What this task involves
The records below must be retyped exactly.
───
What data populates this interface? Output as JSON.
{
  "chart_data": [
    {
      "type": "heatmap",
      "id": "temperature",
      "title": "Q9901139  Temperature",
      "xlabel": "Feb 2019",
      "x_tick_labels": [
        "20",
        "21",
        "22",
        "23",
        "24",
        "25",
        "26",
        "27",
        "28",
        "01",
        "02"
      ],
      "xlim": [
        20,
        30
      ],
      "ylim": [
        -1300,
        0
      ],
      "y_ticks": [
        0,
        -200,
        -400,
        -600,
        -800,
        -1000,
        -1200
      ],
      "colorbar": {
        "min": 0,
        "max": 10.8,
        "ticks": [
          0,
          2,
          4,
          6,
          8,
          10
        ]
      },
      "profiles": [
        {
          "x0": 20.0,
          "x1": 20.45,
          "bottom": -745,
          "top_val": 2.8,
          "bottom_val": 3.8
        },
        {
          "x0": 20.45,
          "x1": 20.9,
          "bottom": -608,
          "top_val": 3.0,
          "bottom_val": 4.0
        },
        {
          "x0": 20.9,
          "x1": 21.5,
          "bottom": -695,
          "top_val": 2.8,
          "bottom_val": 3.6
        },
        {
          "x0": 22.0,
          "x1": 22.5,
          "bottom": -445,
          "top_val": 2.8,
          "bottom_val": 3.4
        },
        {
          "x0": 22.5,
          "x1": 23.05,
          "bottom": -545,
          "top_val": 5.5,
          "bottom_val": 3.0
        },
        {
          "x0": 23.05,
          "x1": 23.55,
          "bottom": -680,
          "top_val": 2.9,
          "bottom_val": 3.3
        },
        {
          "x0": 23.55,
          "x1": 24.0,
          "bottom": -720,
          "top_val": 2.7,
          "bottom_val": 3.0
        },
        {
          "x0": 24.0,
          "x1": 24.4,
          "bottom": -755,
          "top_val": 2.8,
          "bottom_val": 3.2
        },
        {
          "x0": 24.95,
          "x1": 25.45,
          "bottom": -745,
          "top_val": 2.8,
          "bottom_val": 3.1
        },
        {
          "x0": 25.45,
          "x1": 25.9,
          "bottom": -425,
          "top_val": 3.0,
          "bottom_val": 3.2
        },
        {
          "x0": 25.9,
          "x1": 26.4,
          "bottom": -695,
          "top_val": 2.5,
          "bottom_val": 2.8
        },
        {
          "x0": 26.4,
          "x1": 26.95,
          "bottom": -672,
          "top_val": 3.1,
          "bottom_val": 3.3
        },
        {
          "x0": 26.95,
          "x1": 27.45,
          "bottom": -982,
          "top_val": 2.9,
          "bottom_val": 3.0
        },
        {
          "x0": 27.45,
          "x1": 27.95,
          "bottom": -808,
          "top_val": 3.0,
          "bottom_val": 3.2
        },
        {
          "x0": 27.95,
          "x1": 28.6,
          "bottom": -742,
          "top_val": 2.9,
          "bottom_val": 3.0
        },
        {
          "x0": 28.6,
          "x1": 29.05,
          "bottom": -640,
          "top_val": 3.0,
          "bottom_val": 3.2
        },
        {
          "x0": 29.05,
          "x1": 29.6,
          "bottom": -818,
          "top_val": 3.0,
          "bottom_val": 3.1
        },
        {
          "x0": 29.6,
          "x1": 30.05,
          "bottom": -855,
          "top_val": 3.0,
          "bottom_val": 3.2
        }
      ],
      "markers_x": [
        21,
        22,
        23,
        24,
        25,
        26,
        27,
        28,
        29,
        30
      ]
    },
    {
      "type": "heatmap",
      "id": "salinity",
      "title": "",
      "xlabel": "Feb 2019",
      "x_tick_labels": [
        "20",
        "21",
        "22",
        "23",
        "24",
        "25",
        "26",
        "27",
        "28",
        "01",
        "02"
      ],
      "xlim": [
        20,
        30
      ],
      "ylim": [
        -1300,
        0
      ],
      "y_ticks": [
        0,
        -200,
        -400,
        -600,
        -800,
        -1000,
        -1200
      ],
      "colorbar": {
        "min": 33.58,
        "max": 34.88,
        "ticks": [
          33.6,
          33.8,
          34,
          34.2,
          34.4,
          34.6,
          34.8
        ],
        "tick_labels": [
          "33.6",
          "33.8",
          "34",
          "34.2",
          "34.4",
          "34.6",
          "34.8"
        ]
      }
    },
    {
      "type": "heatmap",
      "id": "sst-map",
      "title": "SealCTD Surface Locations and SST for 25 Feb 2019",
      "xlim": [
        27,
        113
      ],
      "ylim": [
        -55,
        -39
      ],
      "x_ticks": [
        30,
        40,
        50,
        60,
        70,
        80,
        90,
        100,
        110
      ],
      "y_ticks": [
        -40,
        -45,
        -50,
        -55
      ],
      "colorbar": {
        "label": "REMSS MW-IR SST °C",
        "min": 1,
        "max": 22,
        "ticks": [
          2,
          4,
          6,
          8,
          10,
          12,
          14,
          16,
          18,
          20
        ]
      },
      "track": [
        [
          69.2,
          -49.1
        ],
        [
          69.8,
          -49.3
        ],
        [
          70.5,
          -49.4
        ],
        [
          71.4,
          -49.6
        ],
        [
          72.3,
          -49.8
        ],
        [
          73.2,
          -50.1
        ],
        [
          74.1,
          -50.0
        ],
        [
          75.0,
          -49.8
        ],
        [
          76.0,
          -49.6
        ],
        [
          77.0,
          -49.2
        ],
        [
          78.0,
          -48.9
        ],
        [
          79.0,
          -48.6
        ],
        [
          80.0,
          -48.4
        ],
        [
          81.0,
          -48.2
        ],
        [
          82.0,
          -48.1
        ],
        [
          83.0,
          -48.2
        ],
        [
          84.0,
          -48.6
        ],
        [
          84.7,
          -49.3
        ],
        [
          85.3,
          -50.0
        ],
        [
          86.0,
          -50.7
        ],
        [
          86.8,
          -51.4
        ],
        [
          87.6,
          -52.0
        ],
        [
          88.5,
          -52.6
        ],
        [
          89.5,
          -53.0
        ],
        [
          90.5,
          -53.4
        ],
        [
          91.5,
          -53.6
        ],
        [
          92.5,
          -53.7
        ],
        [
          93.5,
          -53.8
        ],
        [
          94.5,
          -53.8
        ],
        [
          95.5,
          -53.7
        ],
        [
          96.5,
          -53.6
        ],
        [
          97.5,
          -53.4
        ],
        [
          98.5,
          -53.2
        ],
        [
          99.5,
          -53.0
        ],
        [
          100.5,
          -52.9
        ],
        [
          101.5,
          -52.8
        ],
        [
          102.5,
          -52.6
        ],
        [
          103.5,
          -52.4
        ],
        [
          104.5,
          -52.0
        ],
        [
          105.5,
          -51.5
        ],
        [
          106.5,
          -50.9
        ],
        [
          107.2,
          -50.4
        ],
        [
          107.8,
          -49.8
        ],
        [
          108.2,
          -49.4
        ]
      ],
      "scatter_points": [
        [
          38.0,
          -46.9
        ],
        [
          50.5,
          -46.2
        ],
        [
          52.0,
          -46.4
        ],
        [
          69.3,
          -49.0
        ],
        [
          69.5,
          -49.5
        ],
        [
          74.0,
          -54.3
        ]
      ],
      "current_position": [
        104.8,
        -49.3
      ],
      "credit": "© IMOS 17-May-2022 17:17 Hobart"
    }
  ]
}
───
Exercise answer
What data populates this interface? Output as JSON.
{
  "chart_data": [
    {
      "type": "heatmap",
      "id": "temperature",
      "title": "Q9901139  Temperature",
      "xlabel": "Feb 2019",
      "x_tick_labels": [
        "20",
        "21",
        "22",
        "23",
        "24",
        "25",
        "26",
        "27",
        "28",
        "01",
        "02"
      ],
      "xlim": [
        20,
        30
      ],
      "ylim": [
        -1300,
        0
      ],
      "y_ticks": [
        0,
        -200,
        -400,
        -600,
        -800,
        -1000,
        -1200
      ],
      "colorbar": {
        "min": 0,
        "max": 10.8,
        "ticks": [
          0,
          2,
          4,
          6,
          8,
          10
        ]
      },
      "profiles": [
        {
          "x0": 20.0,
          "x1": 20.45,
          "bottom": -745,
          "top_val": 2.8,
          "bottom_val": 3.8
        },
        {
          "x0": 20.45,
          "x1": 20.9,
          "bottom": -608,
          "top_val": 3.0,
          "bottom_val": 4.0
        },
        {
          "x0": 20.9,
          "x1": 21.5,
          "bottom": -695,
          "top_val": 2.8,
          "bottom_val": 3.6
        },
        {
          "x0": 22.0,
          "x1": 22.5,
          "bottom": -445,
          "top_val": 2.8,
          "bottom_val": 3.4
        },
        {
          "x0": 22.5,
          "x1": 23.05,
          "bottom": -545,
          "top_val": 5.5,
          "bottom_val": 3.0
        },
        {
          "x0": 23.05,
          "x1": 23.55,
          "bottom": -680,
          "top_val": 2.9,
          "bottom_val": 3.3
        },
        {
          "x0": 23.55,
          "x1": 24.0,
          "bottom": -720,
          "top_val": 2.7,
          "bottom_val": 3.0
        },
        {
          "x0": 24.0,
          "x1": 24.4,
          "bottom": -755,
          "top_val": 2.8,
          "bottom_val": 3.2
        },
        {
          "x0": 24.95,
          "x1": 25.45,
          "bottom": -745,
          "top_val": 2.8,
          "bottom_val": 3.1
        },
        {
          "x0": 25.45,
          "x1": 25.9,
          "bottom": -425,
          "top_val": 3.0,
          "bottom_val": 3.2
        },
        {
          "x0": 25.9,
          "x1": 26.4,
          "bottom": -695,
          "top_val": 2.5,
          "bottom_val": 2.8
        },
        {
          "x0": 26.4,
          "x1": 26.95,
          "bottom": -672,
          "top_val": 3.1,
          "bottom_val": 3.3
        },
        {
          "x0": 26.95,
          "x1": 27.45,
          "bottom": -982,
          "top_val": 2.9,
          "bottom_val": 3.0
        },
        {
          "x0": 27.45,
          "x1": 27.95,
          "bottom": -808,
          "top_val": 3.0,
          "bottom_val": 3.2
        },
        {
          "x0": 27.95,
          "x1": 28.6,
          "bottom": -742,
          "top_val": 2.9,
          "bottom_val": 3.0
        },
        {
          "x0": 28.6,
          "x1": 29.05,
          "bottom": -640,
          "top_val": 3.0,
          "bottom_val": 3.2
        },
        {
          "x0": 29.05,
          "x1": 29.6,
          "bottom": -818,
          "top_val": 3.0,
          "bottom_val": 3.1
        },
        {
          "x0": 29.6,
          "x1": 30.05,
          "bottom": -855,
          "top_val": 3.0,
          "bottom_val": 3.2
        }
      ],
      "markers_x": [
        21,
        22,
        23,
        24,
        25,
        26,
        27,
        28,
        29,
        30
      ]
    },
    {
      "type": "heatmap",
      "id": "salinity",
      "title": "",
      "xlabel": "Feb 2019",
      "x_tick_labels": [
        "20",
        "21",
        "22",
        "23",
        "24",
        "25",
        "26",
        "27",
        "28",
        "01",
        "02"
      ],
      "xlim": [
        20,
        30
      ],
      "ylim": [
        -1300,
        0
      ],
      "y_ticks": [
        0,
        -200,
        -400,
        -600,
        -800,
        -1000,
        -1200
      ],
      "colorbar": {
        "min": 33.58,
        "max": 34.88,
        "ticks": [
          33.6,
          33.8,
          34,
          34.2,
          34.4,
          34.6,
          34.8
        ],
        "tick_labels": [
          "33.6",
          "33.8",
          "34",
          "34.2",
          "34.4",
          "34.6",
          "34.8"
        ]
      }
    },
    {
      "type": "heatmap",
      "id": "sst-map",
      "title": "SealCTD Surface Locations and SST for 25 Feb 2019",
      "xlim": [
        27,
        113
      ],
      "ylim": [
        -55,
        -39
      ],
      "x_ticks": [
        30,
        40,
        50,
        60,
        70,
        80,
        90,
        100,
        110
      ],
      "y_ticks": [
        -40,
        -45,
        -50,
        -55
      ],
      "colorbar": {
        "label": "REMSS MW-IR SST °C",
        "min": 1,
        "max": 22,
        "ticks": [
          2,
          4,
          6,
          8,
          10,
          12,
          14,
          16,
          18,
          20
        ]
      },
      "track": [
        [
          69.2,
          -49.1
        ],
        [
          69.8,
          -49.3
        ],
        [
          70.5,
          -49.4
        ],
        [
          71.4,
          -49.6
        ],
        [
          72.3,
          -49.8
        ],
        [
          73.2,
          -50.1
        ],
        [
          74.1,
          -50.0
        ],
        [
          75.0,
          -49.8
        ],
        [
          76.0,
          -49.6
        ],
        [
          77.0,
          -49.2
        ],
        [
          78.0,
          -48.9
        ],
        [
          79.0,
          -48.6
        ],
        [
          80.0,
          -48.4
        ],
        [
          81.0,
          -48.2
        ],
        [
          82.0,
          -48.1
        ],
        [
          83.0,
          -48.2
        ],
        [
          84.0,
          -48.6
        ],
        [
          84.7,
          -49.3
        ],
        [
          85.3,
          -50.0
        ],
        [
          86.0,
          -50.7
        ],
        [
          86.8,
          -51.4
        ],
        [
          87.6,
          -52.0
        ],
        [
          88.5,
          -52.6
        ],
        [
          89.5,
          -53.0
        ],
        [
          90.5,
          -53.4
        ],
        [
          91.5,
          -53.6
        ],
        [
          92.5,
          -53.7
        ],
        [
          93.5,
          -53.8
        ],
        [
          94.5,
          -53.8
        ],
        [
          95.5,
          -53.7
        ],
        [
          96.5,
          -53.6
        ],
        [
          97.5,
          -53.4
        ],
        [
          98.5,
          -53.2
        ],
        [
          99.5,
          -53.0
        ],
        [
          100.5,
          -52.9
        ],
        [
          101.5,
          -52.8
        ],
        [
          102.5,
          -52.6
        ],
        [
          103.5,
          -52.4
        ],
        [
          104.5,
          -52.0
        ],
        [
          105.5,
          -51.5
        ],
        [
          106.5,
          -50.9
        ],
        [
          107.2,
          -50.4
        ],
        [
          107.8,
          -49.8
        ],
        [
          108.2,
          -49.4
        ]
      ],
      "scatter_points": [
        [
          38.0,
          -46.9
        ],
        [
          50.5,
          -46.2
        ],
        [
          52.0,
          -46.4
        ],
        [
          69.3,
          -49.0
        ],
        [
          69.5,
          -49.5
        ],
        [
          74.0,
          -54.3
        ]
      ],
      "current_position": [
        104.8,
        -49.3
      ],
      "credit": "© IMOS 17-May-2022 17:17 Hobart"
    }
  ]
}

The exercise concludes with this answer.